- INSTRUCTION
Every entry below should be transcribed exactly; pictures stay out of the copy.

- INPUT
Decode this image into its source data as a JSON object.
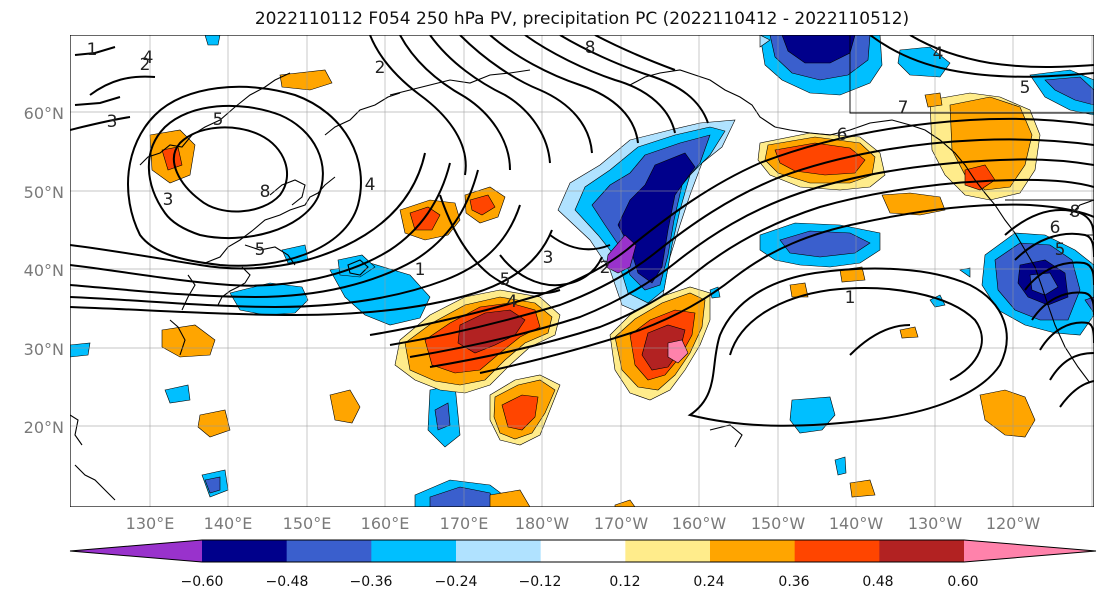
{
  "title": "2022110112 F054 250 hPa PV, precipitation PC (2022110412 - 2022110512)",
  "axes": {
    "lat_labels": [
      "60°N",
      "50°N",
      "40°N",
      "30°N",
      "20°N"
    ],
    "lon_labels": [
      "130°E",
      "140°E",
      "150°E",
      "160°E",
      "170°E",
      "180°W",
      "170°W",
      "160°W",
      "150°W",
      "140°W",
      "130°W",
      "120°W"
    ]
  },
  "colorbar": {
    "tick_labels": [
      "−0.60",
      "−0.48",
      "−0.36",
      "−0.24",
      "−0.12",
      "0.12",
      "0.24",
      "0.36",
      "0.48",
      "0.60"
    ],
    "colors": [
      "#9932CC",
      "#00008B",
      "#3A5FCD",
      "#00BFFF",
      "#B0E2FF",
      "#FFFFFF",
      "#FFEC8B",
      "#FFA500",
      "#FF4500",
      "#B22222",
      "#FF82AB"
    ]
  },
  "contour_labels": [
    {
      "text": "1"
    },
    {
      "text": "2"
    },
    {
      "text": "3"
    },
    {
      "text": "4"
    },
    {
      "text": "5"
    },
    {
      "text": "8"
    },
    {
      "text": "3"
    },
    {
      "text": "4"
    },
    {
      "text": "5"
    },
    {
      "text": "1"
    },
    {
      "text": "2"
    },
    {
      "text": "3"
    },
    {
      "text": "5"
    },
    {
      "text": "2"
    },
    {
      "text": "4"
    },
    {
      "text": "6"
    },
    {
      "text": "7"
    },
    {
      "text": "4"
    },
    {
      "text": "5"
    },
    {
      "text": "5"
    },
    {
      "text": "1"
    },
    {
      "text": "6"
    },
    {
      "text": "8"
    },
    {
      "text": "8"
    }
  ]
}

- EXERCISE ANSWER
Decode this image into its source data as a JSON object.
{
  "title": "2022110112 F054 250 hPa PV, precipitation PC (2022110412 - 2022110512)",
  "axes": {
    "lat_labels": [
      "60°N",
      "50°N",
      "40°N",
      "30°N",
      "20°N"
    ],
    "lon_labels": [
      "130°E",
      "140°E",
      "150°E",
      "160°E",
      "170°E",
      "180°W",
      "170°W",
      "160°W",
      "150°W",
      "140°W",
      "130°W",
      "120°W"
    ]
  },
  "colorbar": {
    "tick_labels": [
      "−0.60",
      "−0.48",
      "−0.36",
      "−0.24",
      "−0.12",
      "0.12",
      "0.24",
      "0.36",
      "0.48",
      "0.60"
    ],
    "colors": [
      "#9932CC",
      "#00008B",
      "#3A5FCD",
      "#00BFFF",
      "#B0E2FF",
      "#FFFFFF",
      "#FFEC8B",
      "#FFA500",
      "#FF4500",
      "#B22222",
      "#FF82AB"
    ]
  },
  "contour_labels": [
    {
      "text": "1"
    },
    {
      "text": "2"
    },
    {
      "text": "3"
    },
    {
      "text": "4"
    },
    {
      "text": "5"
    },
    {
      "text": "8"
    },
    {
      "text": "3"
    },
    {
      "text": "4"
    },
    {
      "text": "5"
    },
    {
      "text": "1"
    },
    {
      "text": "2"
    },
    {
      "text": "3"
    },
    {
      "text": "5"
    },
    {
      "text": "2"
    },
    {
      "text": "4"
    },
    {
      "text": "6"
    },
    {
      "text": "7"
    },
    {
      "text": "4"
    },
    {
      "text": "5"
    },
    {
      "text": "5"
    },
    {
      "text": "1"
    },
    {
      "text": "6"
    },
    {
      "text": "8"
    },
    {
      "text": "8"
    }
  ]
}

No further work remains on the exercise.